[Exercise goal]
In the listing that follows, how many lines contain the string "this"? Provide only the number.

# START OF Extracted material

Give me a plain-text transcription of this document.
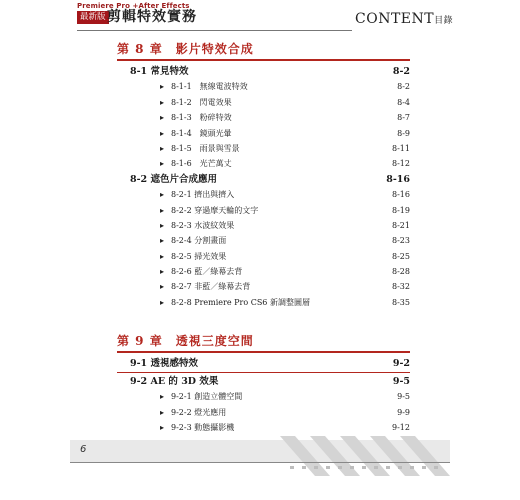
Premiere Pro +After Effects
最新版 剪輯特效實務	CONTENT目錄
第 8 章　影片特效合成
8-1 常見特效	8-2
▸ 8-1-1　無線電波特效	8-2
▸ 8-1-2　閃電效果	8-4
▸ 8-1-3　粉碎特效	8-7
▸ 8-1-4　鏡頭光暈	8-9
▸ 8-1-5　雨景與雪景	8-11
▸ 8-1-6　光芒萬丈	8-12
8-2 遮色片合成應用	8-16
▸ 8-2-1 擠出與擠入	8-16
▸ 8-2-2 穿過摩天輪的文字	8-19
▸ 8-2-3 水波紋效果	8-21
▸ 8-2-4 分割畫面	8-23
▸ 8-2-5 掃光效果	8-25
▸ 8-2-6 藍／綠幕去背	8-28
▸ 8-2-7 非藍／綠幕去背	8-32
▸ 8-2-8 Premiere Pro CS6 新調整圖層	8-35
第 9 章　透視三度空間
9-1 透視感特效	9-2
9-2 AE 的 3D 效果	9-5
▸ 9-2-1 創造立體空間	9-5
▸ 9-2-2 燈光應用	9-9
▸ 9-2-3 動態攝影機	9-12
6
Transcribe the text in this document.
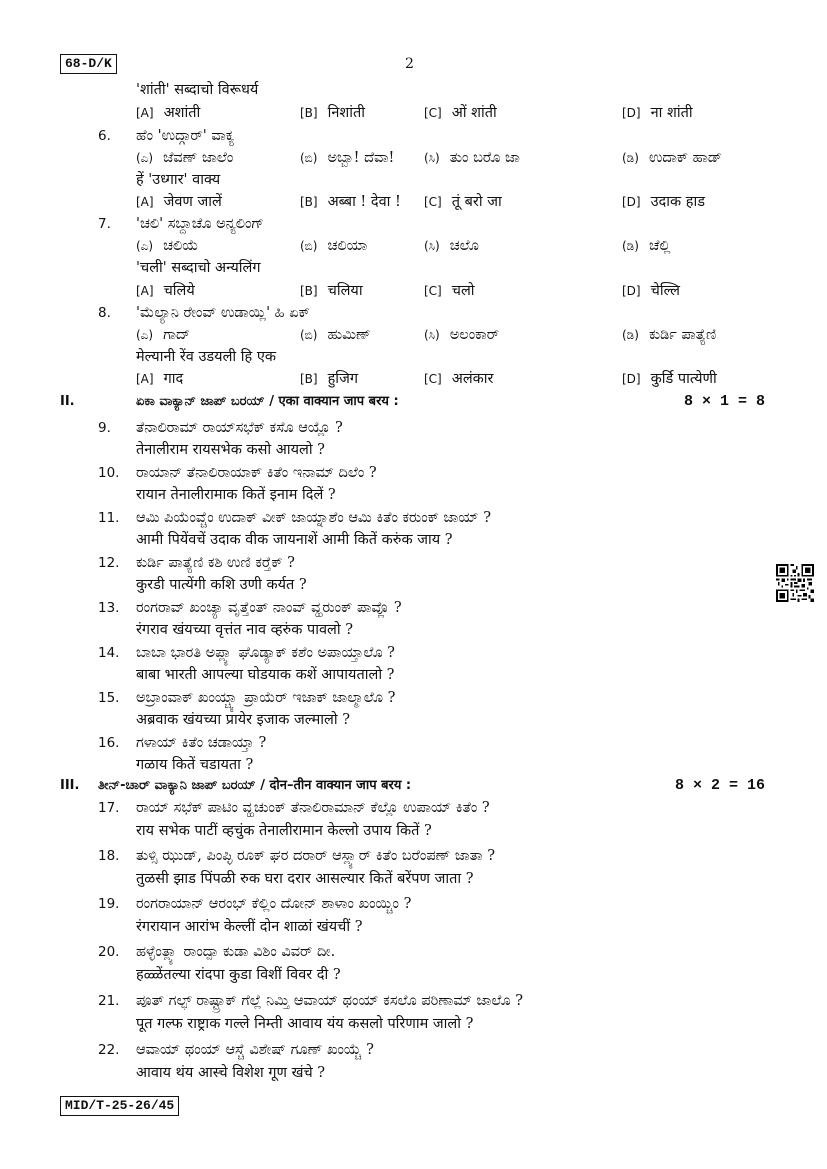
68-D/K	2
'शांती' सब्दाचो विरूधर्य
[A] अशांती	[B] निशांती	[C] ओं शांती	[D] ना शांती
6. ಹೆಂ 'ಉದ್ಗಾರ್' ವಾಕ್ಯ
(ಎ) ಜೆವಣ್ ಜಾಲೆಂ	(ಬಿ) ಅಬ್ಬಾ! ದೆವಾ! (ಸಿ) ತುಂ ಬರೊ ಜಾ	(ಡಿ) ಉದಾಕ್ ಹಾಡ್
हें 'उध्गार' वाक्य
[A] जेवण जालें	[B] अब्बा ! देवा ! [C] तूं बरो जा	[D] उदाक हाड
7. 'ಚಲಿ' ಸಬ್ದಾಚೊ ಅನ್ಯಲಿಂಗ್
(ಎ) ಚಲಿಯೆ	(ಬಿ) ಚಲಿಯಾ	(ಸಿ) ಚಲೊ	(ಡಿ) ಚೆಲ್ಲಿ
'चली' सब्दाचो अन्यलिंग
[A] चलिये	[B] चलिया	[C] चलो	[D] चेल्लि
8. 'ಮೆಲ್ಯಾನಿ ರೇಂವ್ ಉಡಾಯ್ಲಿ' ಹಿ ಏಕ್
(ಎ) ಗಾದ್	(ಬಿ) ಹುಮಿಣ್	(ಸಿ) ಅಲಂಕಾರ್	(ಡಿ) ಕುರ್ಡಿ ಪಾತ್ಯೆಣಿ
मेल्यानी रेंव उडयली हि एक
[A] गाद	[B] हुजिग	[C] अलंकार	[D] कुर्डि पात्येणी
II.	ಏಕಾ ವಾಕ್ಯಾನ್ ಜಾಪ್ ಬರಯ್ / एका वाक्यान जाप बरय :	8 × 1 = 8
9. ತೆನಾಲಿರಾಮ್ ರಾಯ್‌ಸಭೆಕ್ ಕಸೊ ಆಯ್ಲೊ ?
तेनालीराम रायसभेक कसो आयलो ?
10. ರಾಯಾನ್ ತೆನಾಲಿರಾಯಾಕ್ ಕಿತೆಂ ಇನಾಮ್ ದಿಲೆಂ ?
रायान तेनालीरामाक कितें इनाम दिलें ?
11. ಆಮಿ ಪಿಯೆಂವ್ಚೆಂ ಉದಾಕ್ ವೀಕ್ ಜಾಯ್ನಾಶೆಂ ಆಮಿ ಕಿತೆಂ ಕರುಂಕ್ ಜಾಯ್ ?
आमी पियेंवचें उदाक वीक जायनाशें आमी कितें करुंक जाय ?
12. ಕುರ್ಡಿ ಪಾತ್ಯೆಣಿ ಕಶಿ ಉಣಿ ಕರ್‍ತೆಕ್ ?
कुरडी पात्येंगी कशि उणी कर्यत ?
13. ರಂಗರಾವ್ ಖಂಚ್ಯಾ ವೃತ್ತೆಂತ್ ನಾಂವ್ ವ್ಹರುಂಕ್ ಪಾವ್ಲೊ ?
रंगराव खंयच्या वृत्तंत नाव व्हरुंक पावलो ?
14. ಬಾಬಾ ಭಾರತಿ ಅಪ್ಲ್ಯಾ ಘೊಡ್ಯಾಕ್ ಕಶೆಂ ಅಪಾಯ್ತಾಲೊ ?
बाबा भारती आपल्या घोडयाक कशें आपायतालो ?
15. ಅಬ್ರಾಂವಾಕ್ ಖಂಯ್ಚ್ಯಾ ಪ್ರಾಯೆರ್ ಇಜಾಕ್ ಜಾಲ್ಮಾಲೊ ?
अब्रवाक खंयच्या प्रायेर इजाक जल्मालो ?
16. ಗಳಾಯ್ ಕಿತೆಂ ಚಡಾಯ್ತಾ ?
गळाय कितें चडायता ?
III. ತೀನ್-ಚಾರ್ ವಾಕ್ಯಾನಿ ಜಾಪ್ ಬರಯ್ / दोन–तीन वाक्यान जाप बरय :	8 × 2 = 16
17. ರಾಯ್ ಸಭೆಕ್ ಪಾಟಿಂ ವ್ಹಚುಂಕ್ ತೆನಾಲಿರಾಮಾನ್ ಕೆಲ್ಲೊ ಉಪಾಯ್ ಕಿತೆಂ ?
राय सभेक पाटीं व्हचुंक तेनालीरामान केल्लो उपाय कितें ?
18. ತುಳ್ಸಿ ಝುಡ್, ಪಿಂಪ್ಳಿ ರೂಕ್ ಘರ ದರಾರ್ ಆಸ್ಲ್ಯಾರ್ ಕಿತೆಂ ಬರೆಂಪಣ್ ಜಾತಾ ?
तुळसी झाड पिंपळी रुक घरा दरार आसल्यार कितें बरेंपण जाता ?
19. ರಂಗರಾಯಾನ್ ಆರಂಭ್ ಕೆಲ್ಲಿಂ ದೋನ್ ಶಾಳಾಂ ಖಂಯ್ಚಿಂ ?
रंगरायान आरांभ केल्लीं दोन शाळां खंयचीं ?
20. ಹಳ್ಳೆಂತ್ಲ್ಯಾ ರಾಂದ್ಪಾ ಕುಡಾ ವಿಶಿಂ ವಿವರ್ ದೀ.
हळ्ळेंतल्या रांदपा कुडा विशीं विवर दी ?
21. ಪೂತ್ ಗಲ್ಫ್ ರಾಷ್ಟ್ರಾಕ್ ಗೆಲ್ಲೆ ನಿಮ್ತಿ ಆವಾಯ್ ಥಂಯ್ ಕಸಲೊ ಪರಿಣಾಮ್ ಜಾಲೊ ?
पूत गल्फ राष्ट्राक गल्ले निम्ती आवाय यंय कसलो परिणाम जालो ?
22. ಆವಾಯ್ ಥಂಯ್ ಆಸ್ಚೆ ವಿಶೇಷ್ ಗೂಣ್ ಖಂಯ್ಚೆ ?
आवाय थंय आस्चे विशेश गूण खंचे ?
MID/T-25-26/45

# END OF Extracted material

[Solution]
2